* WHAT TO DO *
Extract the lines that hold the string "link".

* RECORD SET *
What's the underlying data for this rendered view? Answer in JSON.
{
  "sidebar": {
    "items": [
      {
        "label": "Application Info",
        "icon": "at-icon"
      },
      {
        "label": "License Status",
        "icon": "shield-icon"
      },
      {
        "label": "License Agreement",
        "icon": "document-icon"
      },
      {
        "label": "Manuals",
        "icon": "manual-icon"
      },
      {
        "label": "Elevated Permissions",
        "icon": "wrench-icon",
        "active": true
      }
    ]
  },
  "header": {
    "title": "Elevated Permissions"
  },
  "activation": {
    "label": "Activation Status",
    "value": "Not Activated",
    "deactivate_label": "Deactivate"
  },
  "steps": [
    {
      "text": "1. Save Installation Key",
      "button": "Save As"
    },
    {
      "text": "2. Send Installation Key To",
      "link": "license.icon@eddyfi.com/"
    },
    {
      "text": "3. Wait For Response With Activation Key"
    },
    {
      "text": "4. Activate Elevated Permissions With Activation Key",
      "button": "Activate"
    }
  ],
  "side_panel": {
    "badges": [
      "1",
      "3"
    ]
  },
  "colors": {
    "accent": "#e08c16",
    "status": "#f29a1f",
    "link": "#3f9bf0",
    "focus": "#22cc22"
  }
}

* EXERCISE RESULT *
      "link": "license.icon@eddyfi.com/"
    "link": "#3f9bf0",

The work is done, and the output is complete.